━━━ PROVIDED MATERIAL ━━━

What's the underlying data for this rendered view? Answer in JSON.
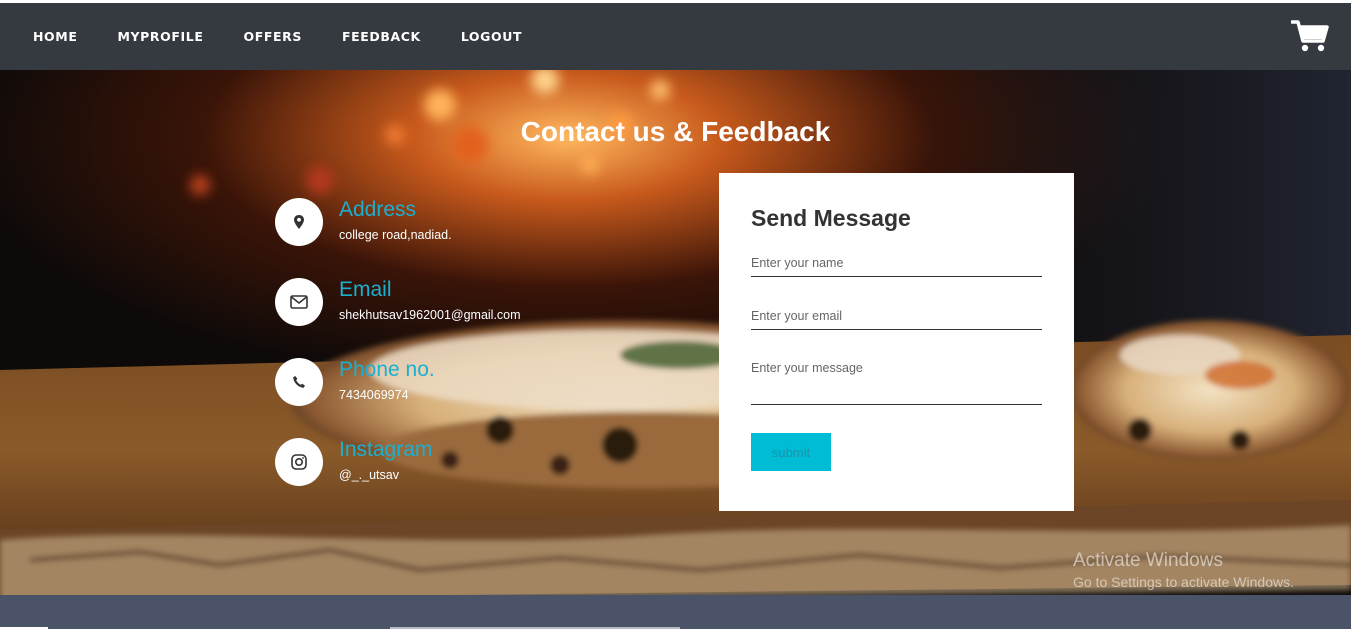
{
  "nav": {
    "links": [
      "HOME",
      "MYPROFILE",
      "OFFERS",
      "FEEDBACK",
      "LOGOUT"
    ],
    "cart_icon": "shopping-cart-icon"
  },
  "page": {
    "title": "Contact us & Feedback"
  },
  "contact": {
    "items": [
      {
        "icon": "map-pin-icon",
        "title": "Address",
        "value": "college road,nadiad."
      },
      {
        "icon": "envelope-icon",
        "title": "Email",
        "value": "shekhutsav1962001@gmail.com"
      },
      {
        "icon": "phone-icon",
        "title": "Phone no.",
        "value": "7434069974"
      },
      {
        "icon": "instagram-icon",
        "title": "Instagram",
        "value": "@_._utsav"
      }
    ]
  },
  "form": {
    "heading": "Send Message",
    "name_placeholder": "Enter your name",
    "email_placeholder": "Enter your email",
    "message_placeholder": "Enter your message",
    "submit_label": "submit"
  },
  "watermark": {
    "title": "Activate Windows",
    "subtitle": "Go to Settings to activate Windows."
  },
  "colors": {
    "navbar": "#343a40",
    "accent": "#1ab0d0",
    "submit": "#00bcd4"
  }
}
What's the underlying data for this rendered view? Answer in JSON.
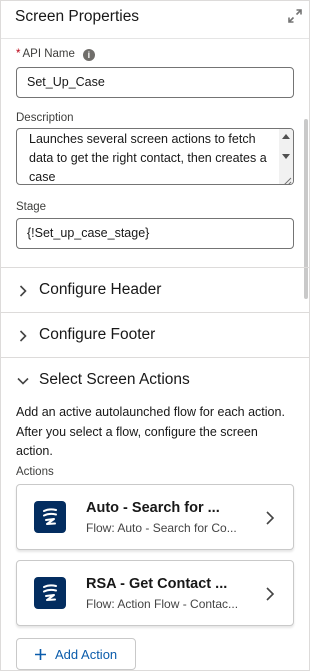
{
  "panel": {
    "title": "Screen Properties",
    "expand_icon": "expand-icon"
  },
  "api_name": {
    "required_marker": "*",
    "label": "API Name",
    "info_icon": "info-icon",
    "value": "Set_Up_Case"
  },
  "description": {
    "label": "Description",
    "value": "Launches several screen actions to fetch data to get the right contact, then creates a case"
  },
  "stage": {
    "label": "Stage",
    "value": "{!Set_up_case_stage}"
  },
  "sections": {
    "header": {
      "label": "Configure Header",
      "expanded": false
    },
    "footer": {
      "label": "Configure Footer",
      "expanded": false
    },
    "actions": {
      "label": "Select Screen Actions",
      "expanded": true
    }
  },
  "screen_actions": {
    "help_text": "Add an active autolaunched flow for each action. After you select a flow, configure the screen action.",
    "list_label": "Actions",
    "items": [
      {
        "title": "Auto - Search for ...",
        "subtitle": "Flow: Auto - Search for Co...",
        "icon": "flow-icon"
      },
      {
        "title": "RSA - Get Contact ...",
        "subtitle": "Flow: Action Flow - Contac...",
        "icon": "flow-icon"
      }
    ],
    "add_label": "Add Action"
  },
  "colors": {
    "accent": "#0b5cab",
    "icon_bg": "#032d60",
    "required": "#ba0517",
    "border": "#dddbda"
  }
}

━━━

Quote every line of the records above exactly; no picture is to be copied.

What's the underlying data for this rendered view? Answer in JSON.
{
  "nav": {
    "links": [
      "HOME",
      "MYPROFILE",
      "OFFERS",
      "FEEDBACK",
      "LOGOUT"
    ],
    "cart_icon": "shopping-cart-icon"
  },
  "page": {
    "title": "Contact us & Feedback"
  },
  "contact": {
    "items": [
      {
        "icon": "map-pin-icon",
        "title": "Address",
        "value": "college road,nadiad."
      },
      {
        "icon": "envelope-icon",
        "title": "Email",
        "value": "shekhutsav1962001@gmail.com"
      },
      {
        "icon": "phone-icon",
        "title": "Phone no.",
        "value": "7434069974"
      },
      {
        "icon": "instagram-icon",
        "title": "Instagram",
        "value": "@_._utsav"
      }
    ]
  },
  "form": {
    "heading": "Send Message",
    "name_placeholder": "Enter your name",
    "email_placeholder": "Enter your email",
    "message_placeholder": "Enter your message",
    "submit_label": "submit"
  },
  "watermark": {
    "title": "Activate Windows",
    "subtitle": "Go to Settings to activate Windows."
  },
  "colors": {
    "navbar": "#343a40",
    "accent": "#1ab0d0",
    "submit": "#00bcd4"
  }
}
What's the underlying data for this rendered view? Answer in JSON.
{
  "panel": {
    "title": "Screen Properties",
    "expand_icon": "expand-icon"
  },
  "api_name": {
    "required_marker": "*",
    "label": "API Name",
    "info_icon": "info-icon",
    "value": "Set_Up_Case"
  },
  "description": {
    "label": "Description",
    "value": "Launches several screen actions to fetch data to get the right contact, then creates a case"
  },
  "stage": {
    "label": "Stage",
    "value": "{!Set_up_case_stage}"
  },
  "sections": {
    "header": {
      "label": "Configure Header",
      "expanded": false
    },
    "footer": {
      "label": "Configure Footer",
      "expanded": false
    },
    "actions": {
      "label": "Select Screen Actions",
      "expanded": true
    }
  },
  "screen_actions": {
    "help_text": "Add an active autolaunched flow for each action. After you select a flow, configure the screen action.",
    "list_label": "Actions",
    "items": [
      {
        "title": "Auto - Search for ...",
        "subtitle": "Flow: Auto - Search for Co...",
        "icon": "flow-icon"
      },
      {
        "title": "RSA - Get Contact ...",
        "subtitle": "Flow: Action Flow - Contac...",
        "icon": "flow-icon"
      }
    ],
    "add_label": "Add Action"
  },
  "colors": {
    "accent": "#0b5cab",
    "icon_bg": "#032d60",
    "required": "#ba0517",
    "border": "#dddbda"
  }
}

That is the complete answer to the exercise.